▶ OBJECTIVE: Every line below that holds the string "this" should be copied out.

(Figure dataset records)
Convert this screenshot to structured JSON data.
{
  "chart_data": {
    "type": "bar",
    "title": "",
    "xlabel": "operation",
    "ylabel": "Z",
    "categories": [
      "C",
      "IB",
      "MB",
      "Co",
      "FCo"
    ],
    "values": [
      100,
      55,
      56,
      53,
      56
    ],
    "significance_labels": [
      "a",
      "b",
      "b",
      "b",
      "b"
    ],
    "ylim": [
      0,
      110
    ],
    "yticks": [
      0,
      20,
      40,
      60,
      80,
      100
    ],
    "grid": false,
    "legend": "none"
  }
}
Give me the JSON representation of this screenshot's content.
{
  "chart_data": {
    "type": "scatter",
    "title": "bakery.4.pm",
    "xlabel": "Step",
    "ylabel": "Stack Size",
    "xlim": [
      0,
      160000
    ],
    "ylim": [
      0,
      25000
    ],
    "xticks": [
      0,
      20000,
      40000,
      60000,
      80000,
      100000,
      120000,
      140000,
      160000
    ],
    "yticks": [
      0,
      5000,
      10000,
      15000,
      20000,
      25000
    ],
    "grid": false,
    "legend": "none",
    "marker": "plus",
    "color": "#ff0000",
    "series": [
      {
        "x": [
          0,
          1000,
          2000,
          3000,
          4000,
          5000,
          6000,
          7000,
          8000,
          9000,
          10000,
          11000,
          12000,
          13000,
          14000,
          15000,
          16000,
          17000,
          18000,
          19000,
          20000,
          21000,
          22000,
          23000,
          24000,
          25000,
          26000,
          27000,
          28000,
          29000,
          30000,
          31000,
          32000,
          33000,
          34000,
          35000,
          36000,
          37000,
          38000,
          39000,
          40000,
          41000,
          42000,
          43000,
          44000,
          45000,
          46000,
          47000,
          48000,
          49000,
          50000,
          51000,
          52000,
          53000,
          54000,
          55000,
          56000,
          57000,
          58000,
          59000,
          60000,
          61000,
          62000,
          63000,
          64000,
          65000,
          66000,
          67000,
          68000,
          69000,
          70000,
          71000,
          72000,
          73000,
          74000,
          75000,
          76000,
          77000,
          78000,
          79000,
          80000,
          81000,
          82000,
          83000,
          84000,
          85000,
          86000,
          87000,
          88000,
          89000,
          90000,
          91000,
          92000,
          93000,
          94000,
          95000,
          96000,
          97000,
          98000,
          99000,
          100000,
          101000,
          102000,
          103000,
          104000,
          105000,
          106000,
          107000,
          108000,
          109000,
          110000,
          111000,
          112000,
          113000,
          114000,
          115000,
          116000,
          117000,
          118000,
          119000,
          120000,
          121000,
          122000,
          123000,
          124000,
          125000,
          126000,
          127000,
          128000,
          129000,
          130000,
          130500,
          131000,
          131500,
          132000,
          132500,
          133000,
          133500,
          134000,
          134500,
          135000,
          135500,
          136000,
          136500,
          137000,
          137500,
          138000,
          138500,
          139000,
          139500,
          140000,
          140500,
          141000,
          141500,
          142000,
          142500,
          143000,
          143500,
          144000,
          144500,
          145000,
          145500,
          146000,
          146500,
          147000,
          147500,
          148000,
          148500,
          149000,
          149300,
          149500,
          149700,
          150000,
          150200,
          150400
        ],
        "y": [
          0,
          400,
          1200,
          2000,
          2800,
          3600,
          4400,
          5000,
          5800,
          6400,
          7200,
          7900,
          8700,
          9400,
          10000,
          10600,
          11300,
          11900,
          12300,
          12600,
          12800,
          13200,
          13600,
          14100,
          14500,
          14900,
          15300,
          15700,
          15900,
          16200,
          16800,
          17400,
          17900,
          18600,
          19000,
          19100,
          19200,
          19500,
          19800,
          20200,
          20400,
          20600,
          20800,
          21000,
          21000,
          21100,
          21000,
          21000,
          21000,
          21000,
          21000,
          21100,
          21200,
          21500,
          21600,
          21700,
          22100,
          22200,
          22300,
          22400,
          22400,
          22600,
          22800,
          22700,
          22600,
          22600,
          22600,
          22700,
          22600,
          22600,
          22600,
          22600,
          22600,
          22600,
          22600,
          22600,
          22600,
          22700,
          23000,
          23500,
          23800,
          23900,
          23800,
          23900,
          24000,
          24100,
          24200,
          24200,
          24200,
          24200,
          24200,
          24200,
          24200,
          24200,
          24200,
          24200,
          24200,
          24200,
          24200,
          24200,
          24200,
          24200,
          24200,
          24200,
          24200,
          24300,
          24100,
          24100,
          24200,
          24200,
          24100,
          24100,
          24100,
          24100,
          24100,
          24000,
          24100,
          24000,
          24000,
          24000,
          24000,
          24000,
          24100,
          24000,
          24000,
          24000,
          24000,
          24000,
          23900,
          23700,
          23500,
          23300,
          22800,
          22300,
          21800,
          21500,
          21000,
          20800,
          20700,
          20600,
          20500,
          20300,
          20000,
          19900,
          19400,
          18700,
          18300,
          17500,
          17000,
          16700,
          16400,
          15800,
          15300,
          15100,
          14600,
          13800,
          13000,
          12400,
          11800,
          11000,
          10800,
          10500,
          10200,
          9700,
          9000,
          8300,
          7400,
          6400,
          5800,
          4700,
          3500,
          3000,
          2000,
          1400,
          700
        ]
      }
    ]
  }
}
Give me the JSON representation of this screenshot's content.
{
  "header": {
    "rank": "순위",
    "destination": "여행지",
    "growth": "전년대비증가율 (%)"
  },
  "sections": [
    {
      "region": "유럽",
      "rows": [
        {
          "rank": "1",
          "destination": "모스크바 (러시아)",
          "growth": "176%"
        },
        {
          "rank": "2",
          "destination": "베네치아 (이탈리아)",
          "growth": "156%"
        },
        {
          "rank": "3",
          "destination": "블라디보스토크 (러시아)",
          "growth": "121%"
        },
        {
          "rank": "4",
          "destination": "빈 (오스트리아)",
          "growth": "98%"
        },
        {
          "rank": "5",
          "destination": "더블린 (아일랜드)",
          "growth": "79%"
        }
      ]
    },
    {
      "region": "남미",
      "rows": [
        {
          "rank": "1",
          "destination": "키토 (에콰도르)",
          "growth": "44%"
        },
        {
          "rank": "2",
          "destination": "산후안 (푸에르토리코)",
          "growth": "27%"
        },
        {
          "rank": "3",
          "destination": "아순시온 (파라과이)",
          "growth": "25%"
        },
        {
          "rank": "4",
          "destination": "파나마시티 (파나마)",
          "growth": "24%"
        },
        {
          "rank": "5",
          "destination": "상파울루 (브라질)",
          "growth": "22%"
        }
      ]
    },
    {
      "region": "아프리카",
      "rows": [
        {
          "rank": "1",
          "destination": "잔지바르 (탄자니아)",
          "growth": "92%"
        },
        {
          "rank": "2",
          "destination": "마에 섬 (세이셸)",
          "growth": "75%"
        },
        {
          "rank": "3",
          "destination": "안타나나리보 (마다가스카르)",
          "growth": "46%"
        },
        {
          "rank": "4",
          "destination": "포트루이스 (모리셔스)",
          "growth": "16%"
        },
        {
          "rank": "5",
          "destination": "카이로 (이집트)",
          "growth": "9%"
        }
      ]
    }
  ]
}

--

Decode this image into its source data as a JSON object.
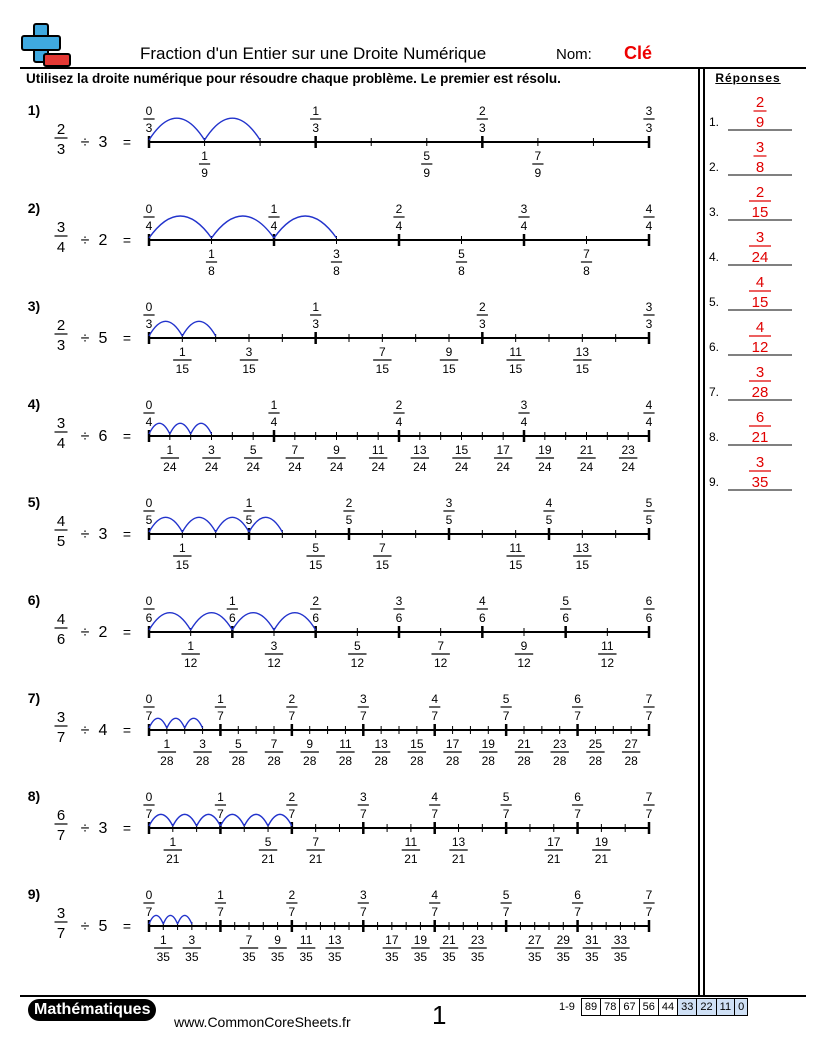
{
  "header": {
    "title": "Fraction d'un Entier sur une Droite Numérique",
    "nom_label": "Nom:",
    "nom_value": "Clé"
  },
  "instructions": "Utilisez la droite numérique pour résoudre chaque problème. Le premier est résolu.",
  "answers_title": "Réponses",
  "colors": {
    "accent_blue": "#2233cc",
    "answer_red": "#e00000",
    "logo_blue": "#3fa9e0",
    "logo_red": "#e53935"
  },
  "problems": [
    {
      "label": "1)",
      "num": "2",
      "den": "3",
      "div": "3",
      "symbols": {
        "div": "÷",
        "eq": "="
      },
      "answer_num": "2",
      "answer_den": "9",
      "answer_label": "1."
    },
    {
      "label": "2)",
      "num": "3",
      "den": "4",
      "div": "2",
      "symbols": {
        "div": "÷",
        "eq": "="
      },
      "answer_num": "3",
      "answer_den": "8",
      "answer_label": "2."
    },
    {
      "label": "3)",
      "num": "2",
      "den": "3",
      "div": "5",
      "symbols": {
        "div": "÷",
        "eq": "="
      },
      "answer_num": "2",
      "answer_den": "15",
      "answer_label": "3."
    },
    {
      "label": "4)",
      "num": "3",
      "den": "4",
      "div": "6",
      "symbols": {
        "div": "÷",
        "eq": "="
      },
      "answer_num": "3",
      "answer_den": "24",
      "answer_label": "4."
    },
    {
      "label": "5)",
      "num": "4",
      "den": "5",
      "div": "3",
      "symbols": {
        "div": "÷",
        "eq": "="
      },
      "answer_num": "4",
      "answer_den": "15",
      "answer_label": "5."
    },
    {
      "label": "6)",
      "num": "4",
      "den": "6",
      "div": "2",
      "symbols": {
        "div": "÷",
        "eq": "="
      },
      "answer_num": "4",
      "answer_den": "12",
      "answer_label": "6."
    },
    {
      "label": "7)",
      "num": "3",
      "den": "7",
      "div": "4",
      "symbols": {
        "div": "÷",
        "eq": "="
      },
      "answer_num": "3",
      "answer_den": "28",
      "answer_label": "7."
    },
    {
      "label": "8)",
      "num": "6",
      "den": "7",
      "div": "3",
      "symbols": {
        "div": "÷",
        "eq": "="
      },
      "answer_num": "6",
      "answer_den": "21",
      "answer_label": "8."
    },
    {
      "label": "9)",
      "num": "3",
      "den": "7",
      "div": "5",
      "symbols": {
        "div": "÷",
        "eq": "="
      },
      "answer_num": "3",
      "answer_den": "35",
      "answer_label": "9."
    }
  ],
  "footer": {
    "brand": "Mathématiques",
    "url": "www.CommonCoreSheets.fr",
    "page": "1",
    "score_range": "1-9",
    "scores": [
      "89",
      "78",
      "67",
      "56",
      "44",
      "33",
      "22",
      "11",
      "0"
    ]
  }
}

▶ COMPLETED TASK:
Convert this screenshot to structured JSON data.
Give me the JSON representation of this screenshot's content.
Give me the JSON representation of this screenshot's content.
Decode this image into its source data as a JSON object.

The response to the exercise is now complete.